Task description: In the records below, find each line containing the word "melanogaster" and copy it.

The records:
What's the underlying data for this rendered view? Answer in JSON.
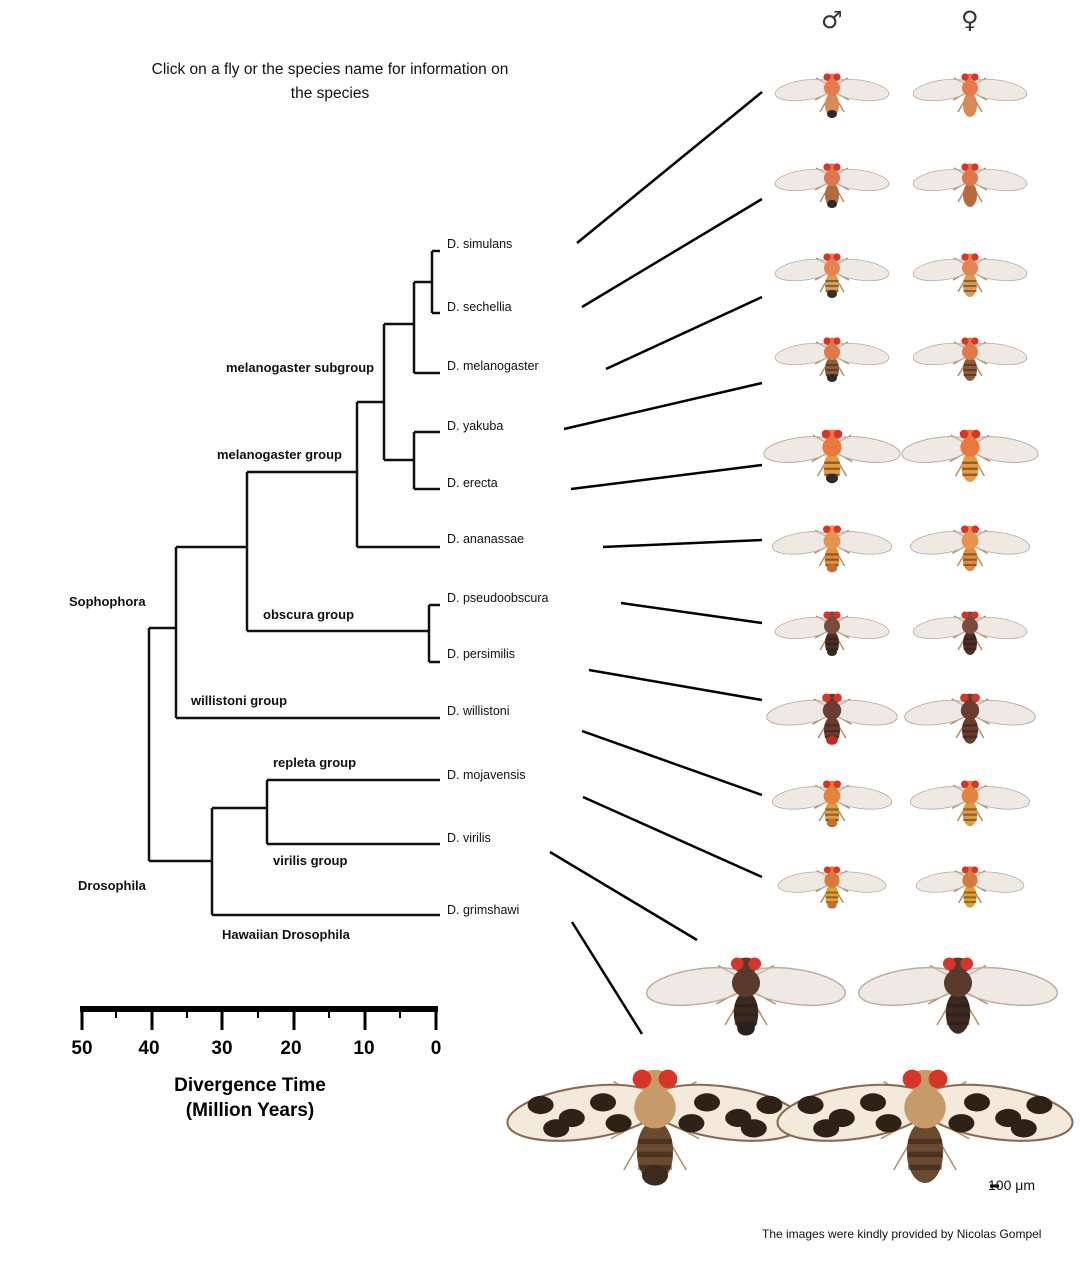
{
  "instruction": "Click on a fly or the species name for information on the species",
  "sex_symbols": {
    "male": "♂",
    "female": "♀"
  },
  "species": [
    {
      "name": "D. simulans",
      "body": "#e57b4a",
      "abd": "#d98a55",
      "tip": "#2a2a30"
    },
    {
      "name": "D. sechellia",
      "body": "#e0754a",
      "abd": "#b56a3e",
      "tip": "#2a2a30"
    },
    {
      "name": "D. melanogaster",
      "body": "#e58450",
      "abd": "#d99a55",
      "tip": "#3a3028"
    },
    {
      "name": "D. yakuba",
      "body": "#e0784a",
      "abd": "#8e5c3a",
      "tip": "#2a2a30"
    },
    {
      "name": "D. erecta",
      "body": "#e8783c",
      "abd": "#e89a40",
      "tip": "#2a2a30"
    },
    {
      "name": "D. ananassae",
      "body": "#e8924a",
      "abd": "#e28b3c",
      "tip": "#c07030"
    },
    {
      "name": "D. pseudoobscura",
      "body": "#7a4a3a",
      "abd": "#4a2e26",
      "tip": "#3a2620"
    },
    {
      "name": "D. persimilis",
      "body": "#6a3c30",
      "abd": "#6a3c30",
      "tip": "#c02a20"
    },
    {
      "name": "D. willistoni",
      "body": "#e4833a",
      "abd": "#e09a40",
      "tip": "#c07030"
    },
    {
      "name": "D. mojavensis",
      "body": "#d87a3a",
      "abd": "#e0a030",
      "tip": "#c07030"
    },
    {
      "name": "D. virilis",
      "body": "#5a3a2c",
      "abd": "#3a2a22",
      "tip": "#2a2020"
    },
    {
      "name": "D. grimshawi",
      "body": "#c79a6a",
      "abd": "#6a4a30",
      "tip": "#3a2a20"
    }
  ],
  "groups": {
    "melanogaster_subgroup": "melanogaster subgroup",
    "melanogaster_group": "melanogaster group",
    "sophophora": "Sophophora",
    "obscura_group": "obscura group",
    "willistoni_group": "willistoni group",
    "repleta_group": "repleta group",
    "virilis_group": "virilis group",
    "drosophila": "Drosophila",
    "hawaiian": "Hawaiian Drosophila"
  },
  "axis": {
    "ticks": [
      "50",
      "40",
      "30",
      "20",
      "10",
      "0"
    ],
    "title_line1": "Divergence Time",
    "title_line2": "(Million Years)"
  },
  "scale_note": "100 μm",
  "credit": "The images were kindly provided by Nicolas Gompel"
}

---

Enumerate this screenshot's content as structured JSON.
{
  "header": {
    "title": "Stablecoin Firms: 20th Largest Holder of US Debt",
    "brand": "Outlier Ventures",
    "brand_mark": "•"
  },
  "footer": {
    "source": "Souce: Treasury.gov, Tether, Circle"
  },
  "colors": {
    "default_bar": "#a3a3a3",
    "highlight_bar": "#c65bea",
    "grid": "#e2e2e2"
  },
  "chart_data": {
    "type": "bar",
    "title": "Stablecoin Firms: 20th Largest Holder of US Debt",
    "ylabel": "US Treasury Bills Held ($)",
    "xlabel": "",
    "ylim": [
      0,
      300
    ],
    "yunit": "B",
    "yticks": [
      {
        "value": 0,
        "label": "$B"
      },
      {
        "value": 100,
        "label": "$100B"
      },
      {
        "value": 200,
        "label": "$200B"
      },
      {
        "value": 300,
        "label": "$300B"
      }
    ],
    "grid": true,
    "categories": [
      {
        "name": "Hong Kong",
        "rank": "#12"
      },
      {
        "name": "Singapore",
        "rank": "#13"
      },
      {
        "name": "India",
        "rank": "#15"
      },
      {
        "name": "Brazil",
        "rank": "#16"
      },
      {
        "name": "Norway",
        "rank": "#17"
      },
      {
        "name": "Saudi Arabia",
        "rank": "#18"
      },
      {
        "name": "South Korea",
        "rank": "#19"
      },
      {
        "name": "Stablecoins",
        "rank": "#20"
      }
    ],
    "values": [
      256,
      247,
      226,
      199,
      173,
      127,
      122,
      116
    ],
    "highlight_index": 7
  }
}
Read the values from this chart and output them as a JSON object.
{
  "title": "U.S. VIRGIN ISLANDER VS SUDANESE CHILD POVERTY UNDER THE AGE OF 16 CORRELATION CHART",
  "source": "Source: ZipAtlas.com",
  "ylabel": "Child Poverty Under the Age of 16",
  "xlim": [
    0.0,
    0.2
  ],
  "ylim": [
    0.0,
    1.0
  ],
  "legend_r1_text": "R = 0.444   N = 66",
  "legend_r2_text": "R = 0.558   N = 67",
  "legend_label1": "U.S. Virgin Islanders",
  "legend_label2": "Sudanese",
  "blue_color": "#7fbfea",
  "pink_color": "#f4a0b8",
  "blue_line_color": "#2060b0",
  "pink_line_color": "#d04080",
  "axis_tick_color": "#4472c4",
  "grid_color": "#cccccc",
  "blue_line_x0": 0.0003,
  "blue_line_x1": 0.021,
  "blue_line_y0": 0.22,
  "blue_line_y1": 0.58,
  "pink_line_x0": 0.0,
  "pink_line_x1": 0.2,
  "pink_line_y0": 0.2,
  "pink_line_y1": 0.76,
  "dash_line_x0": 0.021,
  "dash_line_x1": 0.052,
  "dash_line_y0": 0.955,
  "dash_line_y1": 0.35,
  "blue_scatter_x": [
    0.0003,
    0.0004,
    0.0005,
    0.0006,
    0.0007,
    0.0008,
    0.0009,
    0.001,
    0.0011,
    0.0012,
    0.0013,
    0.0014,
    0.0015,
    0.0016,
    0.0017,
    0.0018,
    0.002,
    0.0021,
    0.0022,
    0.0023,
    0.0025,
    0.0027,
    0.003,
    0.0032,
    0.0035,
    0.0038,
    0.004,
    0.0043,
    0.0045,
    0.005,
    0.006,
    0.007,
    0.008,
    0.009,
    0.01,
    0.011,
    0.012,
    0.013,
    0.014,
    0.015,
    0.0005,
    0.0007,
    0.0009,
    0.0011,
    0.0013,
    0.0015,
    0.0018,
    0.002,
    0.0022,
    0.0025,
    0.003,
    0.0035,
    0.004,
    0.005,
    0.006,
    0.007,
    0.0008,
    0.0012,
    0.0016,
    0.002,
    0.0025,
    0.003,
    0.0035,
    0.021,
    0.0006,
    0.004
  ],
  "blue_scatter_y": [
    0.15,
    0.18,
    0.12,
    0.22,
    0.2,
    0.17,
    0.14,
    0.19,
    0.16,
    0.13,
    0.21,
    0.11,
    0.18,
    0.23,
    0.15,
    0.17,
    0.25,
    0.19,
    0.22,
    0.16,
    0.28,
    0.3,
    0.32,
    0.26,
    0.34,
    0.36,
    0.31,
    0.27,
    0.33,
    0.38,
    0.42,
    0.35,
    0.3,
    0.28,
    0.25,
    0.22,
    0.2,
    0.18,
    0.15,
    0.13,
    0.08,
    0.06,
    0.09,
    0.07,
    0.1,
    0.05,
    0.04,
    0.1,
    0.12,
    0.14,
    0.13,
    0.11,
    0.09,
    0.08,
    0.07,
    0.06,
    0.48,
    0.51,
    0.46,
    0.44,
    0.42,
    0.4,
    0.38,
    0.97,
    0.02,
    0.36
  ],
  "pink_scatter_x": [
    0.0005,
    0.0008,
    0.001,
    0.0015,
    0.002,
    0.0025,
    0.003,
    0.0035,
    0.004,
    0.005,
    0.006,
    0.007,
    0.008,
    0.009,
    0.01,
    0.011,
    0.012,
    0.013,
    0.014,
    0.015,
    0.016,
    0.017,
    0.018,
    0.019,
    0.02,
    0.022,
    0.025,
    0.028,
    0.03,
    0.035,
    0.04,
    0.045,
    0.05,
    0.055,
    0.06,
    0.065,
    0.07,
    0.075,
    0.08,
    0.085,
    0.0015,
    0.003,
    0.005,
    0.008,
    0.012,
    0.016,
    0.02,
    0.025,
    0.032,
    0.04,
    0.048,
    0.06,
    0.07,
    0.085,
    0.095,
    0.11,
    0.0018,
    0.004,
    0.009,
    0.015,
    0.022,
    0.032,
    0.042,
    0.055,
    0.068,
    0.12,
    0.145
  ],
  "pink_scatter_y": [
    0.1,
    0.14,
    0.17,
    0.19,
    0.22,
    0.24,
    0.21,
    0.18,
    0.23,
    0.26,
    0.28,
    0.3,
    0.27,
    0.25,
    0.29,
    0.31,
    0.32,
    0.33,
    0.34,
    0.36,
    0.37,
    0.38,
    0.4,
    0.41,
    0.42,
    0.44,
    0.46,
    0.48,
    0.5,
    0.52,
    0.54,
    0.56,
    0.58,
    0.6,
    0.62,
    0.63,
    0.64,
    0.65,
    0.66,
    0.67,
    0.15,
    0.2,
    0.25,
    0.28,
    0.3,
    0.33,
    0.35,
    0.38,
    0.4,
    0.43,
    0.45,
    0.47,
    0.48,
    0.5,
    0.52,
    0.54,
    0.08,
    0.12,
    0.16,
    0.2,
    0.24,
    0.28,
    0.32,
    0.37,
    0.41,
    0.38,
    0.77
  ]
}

--

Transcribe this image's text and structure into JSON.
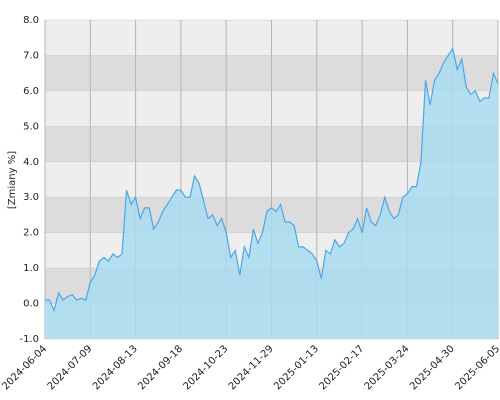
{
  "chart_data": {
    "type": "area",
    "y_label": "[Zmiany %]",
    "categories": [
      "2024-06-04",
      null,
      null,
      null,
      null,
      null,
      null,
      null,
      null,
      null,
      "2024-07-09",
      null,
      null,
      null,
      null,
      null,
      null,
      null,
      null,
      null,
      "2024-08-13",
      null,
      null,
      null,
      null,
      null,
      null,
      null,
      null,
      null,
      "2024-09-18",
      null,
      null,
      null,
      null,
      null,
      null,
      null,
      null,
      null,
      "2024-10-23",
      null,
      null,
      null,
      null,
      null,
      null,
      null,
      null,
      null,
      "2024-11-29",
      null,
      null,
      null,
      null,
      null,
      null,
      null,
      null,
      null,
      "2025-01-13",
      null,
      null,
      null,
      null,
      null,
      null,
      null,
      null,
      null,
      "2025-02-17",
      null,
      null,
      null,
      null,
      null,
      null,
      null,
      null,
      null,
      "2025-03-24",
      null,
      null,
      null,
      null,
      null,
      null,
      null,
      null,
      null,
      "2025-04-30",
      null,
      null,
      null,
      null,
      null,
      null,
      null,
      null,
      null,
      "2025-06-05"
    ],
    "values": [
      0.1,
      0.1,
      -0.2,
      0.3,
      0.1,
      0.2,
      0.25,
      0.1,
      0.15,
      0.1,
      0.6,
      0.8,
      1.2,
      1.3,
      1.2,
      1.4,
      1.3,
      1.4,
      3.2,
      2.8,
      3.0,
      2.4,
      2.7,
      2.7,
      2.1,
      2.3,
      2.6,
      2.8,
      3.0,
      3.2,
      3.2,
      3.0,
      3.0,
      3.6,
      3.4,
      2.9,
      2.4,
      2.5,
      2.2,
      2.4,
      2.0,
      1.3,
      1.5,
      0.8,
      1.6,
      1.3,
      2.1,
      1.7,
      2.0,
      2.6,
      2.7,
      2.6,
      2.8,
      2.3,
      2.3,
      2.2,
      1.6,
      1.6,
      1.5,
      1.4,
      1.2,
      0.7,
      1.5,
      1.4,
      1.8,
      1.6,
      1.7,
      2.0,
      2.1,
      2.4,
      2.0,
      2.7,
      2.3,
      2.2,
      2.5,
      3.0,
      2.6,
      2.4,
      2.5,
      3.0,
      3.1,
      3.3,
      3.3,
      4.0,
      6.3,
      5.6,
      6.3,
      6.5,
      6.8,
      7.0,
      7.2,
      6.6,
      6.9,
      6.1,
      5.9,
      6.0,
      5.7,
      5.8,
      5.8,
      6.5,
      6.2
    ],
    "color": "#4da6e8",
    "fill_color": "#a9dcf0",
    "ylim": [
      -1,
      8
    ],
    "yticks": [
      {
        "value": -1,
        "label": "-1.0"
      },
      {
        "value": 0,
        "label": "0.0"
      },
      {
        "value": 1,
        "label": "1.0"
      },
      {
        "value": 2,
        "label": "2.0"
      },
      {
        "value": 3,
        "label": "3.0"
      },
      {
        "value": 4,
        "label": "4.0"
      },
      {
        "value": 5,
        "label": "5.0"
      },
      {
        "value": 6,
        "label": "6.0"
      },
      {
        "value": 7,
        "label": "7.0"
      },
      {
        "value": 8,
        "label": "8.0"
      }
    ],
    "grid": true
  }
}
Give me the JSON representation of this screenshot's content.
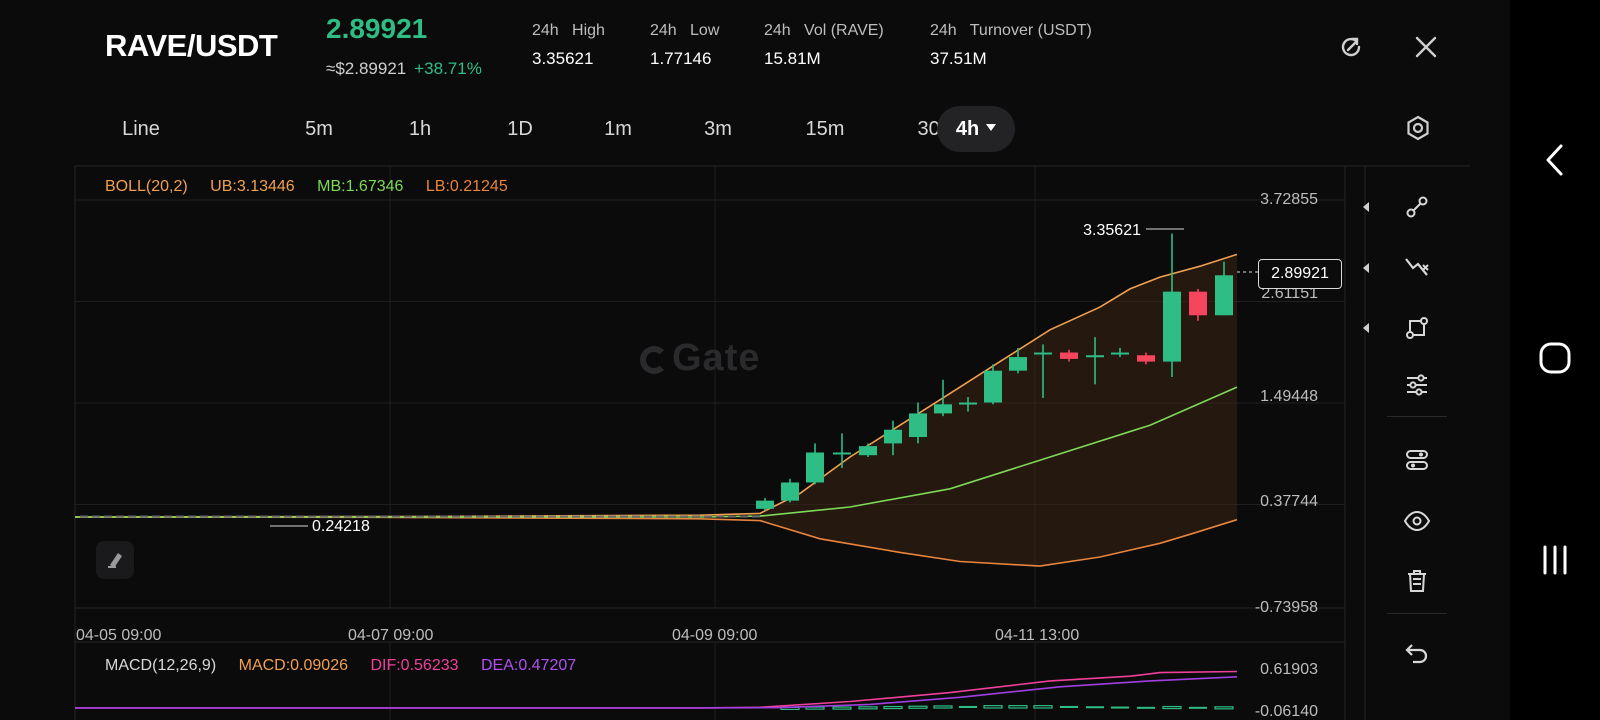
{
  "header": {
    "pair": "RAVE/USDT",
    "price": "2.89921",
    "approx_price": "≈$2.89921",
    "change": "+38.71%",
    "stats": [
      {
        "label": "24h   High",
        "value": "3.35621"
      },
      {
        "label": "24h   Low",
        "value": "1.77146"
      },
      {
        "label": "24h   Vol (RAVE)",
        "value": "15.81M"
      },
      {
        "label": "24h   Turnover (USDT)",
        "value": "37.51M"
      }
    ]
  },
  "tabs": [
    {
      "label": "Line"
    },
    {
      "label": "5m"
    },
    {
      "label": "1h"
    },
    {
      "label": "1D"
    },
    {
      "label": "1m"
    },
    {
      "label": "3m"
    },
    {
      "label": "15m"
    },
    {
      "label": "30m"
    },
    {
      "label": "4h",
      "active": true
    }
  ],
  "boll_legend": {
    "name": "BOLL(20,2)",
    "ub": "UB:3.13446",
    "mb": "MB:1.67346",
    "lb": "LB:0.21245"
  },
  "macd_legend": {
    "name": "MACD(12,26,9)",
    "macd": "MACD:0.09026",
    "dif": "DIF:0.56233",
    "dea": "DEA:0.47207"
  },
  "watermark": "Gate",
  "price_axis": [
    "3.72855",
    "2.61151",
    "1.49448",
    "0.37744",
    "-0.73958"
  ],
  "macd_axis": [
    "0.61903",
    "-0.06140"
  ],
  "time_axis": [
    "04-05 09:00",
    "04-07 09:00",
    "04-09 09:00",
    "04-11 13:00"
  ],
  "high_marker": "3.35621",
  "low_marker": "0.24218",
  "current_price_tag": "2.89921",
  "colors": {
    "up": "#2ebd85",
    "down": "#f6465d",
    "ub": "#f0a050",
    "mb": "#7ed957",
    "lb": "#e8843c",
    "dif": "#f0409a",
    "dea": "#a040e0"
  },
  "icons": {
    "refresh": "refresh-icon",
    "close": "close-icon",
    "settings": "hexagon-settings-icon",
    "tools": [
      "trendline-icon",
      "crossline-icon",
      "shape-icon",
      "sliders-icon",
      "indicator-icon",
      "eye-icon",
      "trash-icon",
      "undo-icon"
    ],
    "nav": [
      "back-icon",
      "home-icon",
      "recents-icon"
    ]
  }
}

Answer for this exercise:
      "name": "D. melanogaster",
    "melanogaster_subgroup": "melanogaster subgroup",
    "melanogaster_group": "melanogaster group",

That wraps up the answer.